_REQUIRED WORK:_ Output the material below in its entirety, exactly as given.

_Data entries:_
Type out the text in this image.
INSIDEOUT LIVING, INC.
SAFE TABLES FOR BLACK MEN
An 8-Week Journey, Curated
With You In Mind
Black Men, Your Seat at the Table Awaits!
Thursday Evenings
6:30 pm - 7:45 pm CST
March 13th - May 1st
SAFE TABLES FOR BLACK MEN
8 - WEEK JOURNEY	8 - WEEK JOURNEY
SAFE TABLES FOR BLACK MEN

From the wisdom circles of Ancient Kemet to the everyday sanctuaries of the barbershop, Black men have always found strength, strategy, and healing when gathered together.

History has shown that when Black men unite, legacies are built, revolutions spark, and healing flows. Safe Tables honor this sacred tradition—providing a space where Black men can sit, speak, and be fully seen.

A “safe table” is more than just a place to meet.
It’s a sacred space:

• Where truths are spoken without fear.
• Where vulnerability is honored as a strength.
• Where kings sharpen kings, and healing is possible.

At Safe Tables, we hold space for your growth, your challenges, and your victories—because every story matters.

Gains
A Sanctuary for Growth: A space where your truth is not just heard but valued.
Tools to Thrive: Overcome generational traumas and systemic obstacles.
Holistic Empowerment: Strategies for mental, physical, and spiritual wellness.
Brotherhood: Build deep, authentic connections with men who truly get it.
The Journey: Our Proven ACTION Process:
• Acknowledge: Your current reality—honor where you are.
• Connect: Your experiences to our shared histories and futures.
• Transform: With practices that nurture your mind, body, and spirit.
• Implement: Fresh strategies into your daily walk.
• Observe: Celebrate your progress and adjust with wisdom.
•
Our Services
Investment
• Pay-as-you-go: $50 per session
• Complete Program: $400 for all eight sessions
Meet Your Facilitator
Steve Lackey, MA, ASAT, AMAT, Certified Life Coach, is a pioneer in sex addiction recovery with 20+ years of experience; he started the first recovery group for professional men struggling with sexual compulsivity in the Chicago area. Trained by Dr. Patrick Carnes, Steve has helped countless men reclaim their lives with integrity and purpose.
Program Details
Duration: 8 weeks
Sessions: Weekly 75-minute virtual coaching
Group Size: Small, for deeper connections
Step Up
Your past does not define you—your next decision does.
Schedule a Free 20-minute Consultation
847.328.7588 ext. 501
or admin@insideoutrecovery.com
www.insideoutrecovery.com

_OUTPUT OF THE EXERCISE:_
Type out the text in this image.
INSIDEOUT LIVING, INC.
SAFE TABLES FOR BLACK MEN
An 8-Week Journey, Curated
With You In Mind
Black Men, Your Seat at the Table Awaits!
Thursday Evenings
6:30 pm - 7:45 pm CST
March 13th - May 1st
SAFE TABLES FOR BLACK MEN
8 - WEEK JOURNEY	8 - WEEK JOURNEY
SAFE TABLES FOR BLACK MEN

From the wisdom circles of Ancient Kemet to the everyday sanctuaries of the barbershop, Black men have always found strength, strategy, and healing when gathered together.

History has shown that when Black men unite, legacies are built, revolutions spark, and healing flows. Safe Tables honor this sacred tradition—providing a space where Black men can sit, speak, and be fully seen.

A “safe table” is more than just a place to meet.
It’s a sacred space:

• Where truths are spoken without fear.
• Where vulnerability is honored as a strength.
• Where kings sharpen kings, and healing is possible.

At Safe Tables, we hold space for your growth, your challenges, and your victories—because every story matters.

Gains
A Sanctuary for Growth: A space where your truth is not just heard but valued.
Tools to Thrive: Overcome generational traumas and systemic obstacles.
Holistic Empowerment: Strategies for mental, physical, and spiritual wellness.
Brotherhood: Build deep, authentic connections with men who truly get it.
The Journey: Our Proven ACTION Process:
• Acknowledge: Your current reality—honor where you are.
• Connect: Your experiences to our shared histories and futures.
• Transform: With practices that nurture your mind, body, and spirit.
• Implement: Fresh strategies into your daily walk.
• Observe: Celebrate your progress and adjust with wisdom.
•
Our Services
Investment
• Pay-as-you-go: $50 per session
• Complete Program: $400 for all eight sessions
Meet Your Facilitator
Steve Lackey, MA, ASAT, AMAT, Certified Life Coach, is a pioneer in sex addiction recovery with 20+ years of experience; he started the first recovery group for professional men struggling with sexual compulsivity in the Chicago area. Trained by Dr. Patrick Carnes, Steve has helped countless men reclaim their lives with integrity and purpose.
Program Details
Duration: 8 weeks
Sessions: Weekly 75-minute virtual coaching
Group Size: Small, for deeper connections
Step Up
Your past does not define you—your next decision does.
Schedule a Free 20-minute Consultation
847.328.7588 ext. 501
or admin@insideoutrecovery.com
www.insideoutrecovery.com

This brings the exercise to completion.